Items from a data source

[Begin]

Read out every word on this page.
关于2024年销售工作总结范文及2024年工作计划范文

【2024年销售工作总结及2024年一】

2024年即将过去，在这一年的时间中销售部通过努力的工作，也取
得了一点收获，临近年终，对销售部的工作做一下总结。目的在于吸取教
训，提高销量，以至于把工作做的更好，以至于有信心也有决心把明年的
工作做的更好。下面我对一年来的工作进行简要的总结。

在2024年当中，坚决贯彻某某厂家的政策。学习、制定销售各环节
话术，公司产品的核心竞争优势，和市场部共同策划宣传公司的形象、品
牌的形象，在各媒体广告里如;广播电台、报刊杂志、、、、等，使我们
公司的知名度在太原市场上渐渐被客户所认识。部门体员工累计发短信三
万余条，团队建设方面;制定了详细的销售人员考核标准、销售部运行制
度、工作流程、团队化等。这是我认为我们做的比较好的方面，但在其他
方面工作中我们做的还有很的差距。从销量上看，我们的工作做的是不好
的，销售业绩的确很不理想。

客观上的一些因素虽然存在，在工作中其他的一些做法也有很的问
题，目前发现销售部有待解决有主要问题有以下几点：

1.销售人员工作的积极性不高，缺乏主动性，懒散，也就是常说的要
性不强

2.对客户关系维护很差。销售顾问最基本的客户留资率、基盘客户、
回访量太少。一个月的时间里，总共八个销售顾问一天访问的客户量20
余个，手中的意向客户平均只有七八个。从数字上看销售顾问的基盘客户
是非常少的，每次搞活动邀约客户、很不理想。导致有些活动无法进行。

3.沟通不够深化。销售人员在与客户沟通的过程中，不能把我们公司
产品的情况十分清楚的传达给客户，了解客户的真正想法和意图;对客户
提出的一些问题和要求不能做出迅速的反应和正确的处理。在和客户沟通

[End]
[Begin]

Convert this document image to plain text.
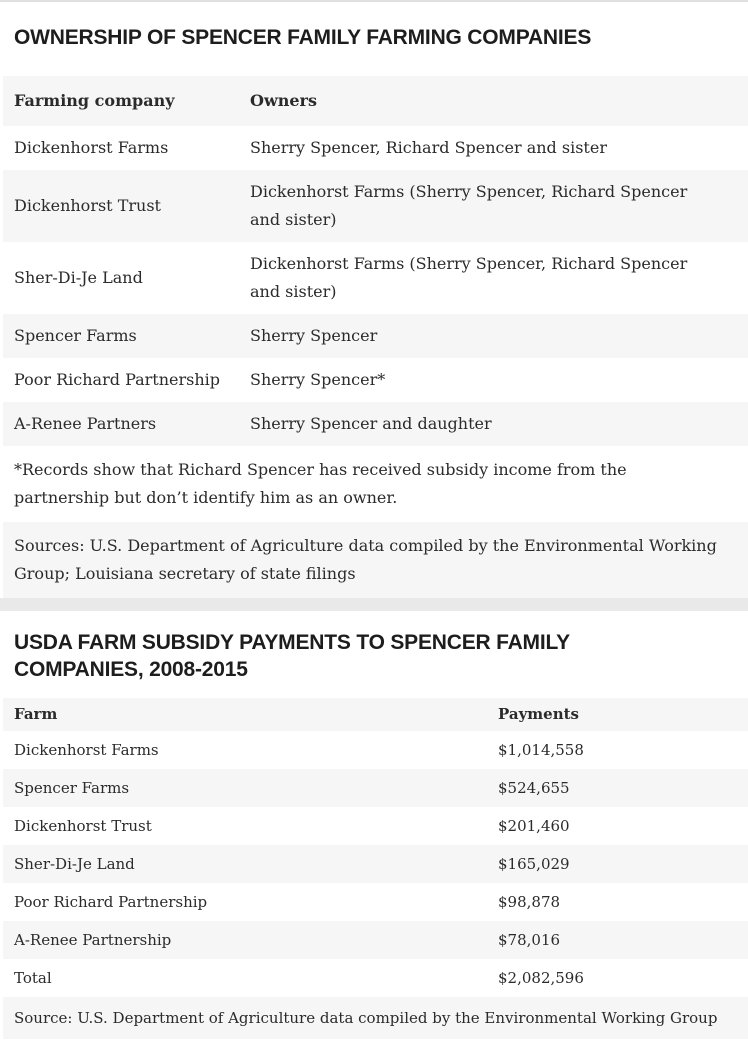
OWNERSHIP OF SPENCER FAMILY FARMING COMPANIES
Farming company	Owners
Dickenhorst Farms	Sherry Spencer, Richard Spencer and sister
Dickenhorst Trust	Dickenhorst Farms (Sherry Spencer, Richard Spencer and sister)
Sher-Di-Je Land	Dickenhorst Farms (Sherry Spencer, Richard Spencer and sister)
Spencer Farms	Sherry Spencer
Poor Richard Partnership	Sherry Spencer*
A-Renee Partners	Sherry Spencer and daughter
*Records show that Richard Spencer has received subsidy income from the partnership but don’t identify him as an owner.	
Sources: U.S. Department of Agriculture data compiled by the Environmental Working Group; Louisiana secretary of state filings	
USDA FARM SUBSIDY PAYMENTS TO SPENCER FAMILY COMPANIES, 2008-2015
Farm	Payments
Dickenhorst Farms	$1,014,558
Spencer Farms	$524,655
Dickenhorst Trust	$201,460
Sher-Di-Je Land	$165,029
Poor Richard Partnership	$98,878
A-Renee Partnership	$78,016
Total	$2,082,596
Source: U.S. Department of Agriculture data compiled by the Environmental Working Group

[End]

## EXERCISE
Report all lines of the data above that include the string "Group".

## RESULT
Sources: U.S. Department of Agriculture data compiled by the Environmental Working Group; Louisiana secretary of state filings	
Source: U.S. Department of Agriculture data compiled by the Environmental Working Group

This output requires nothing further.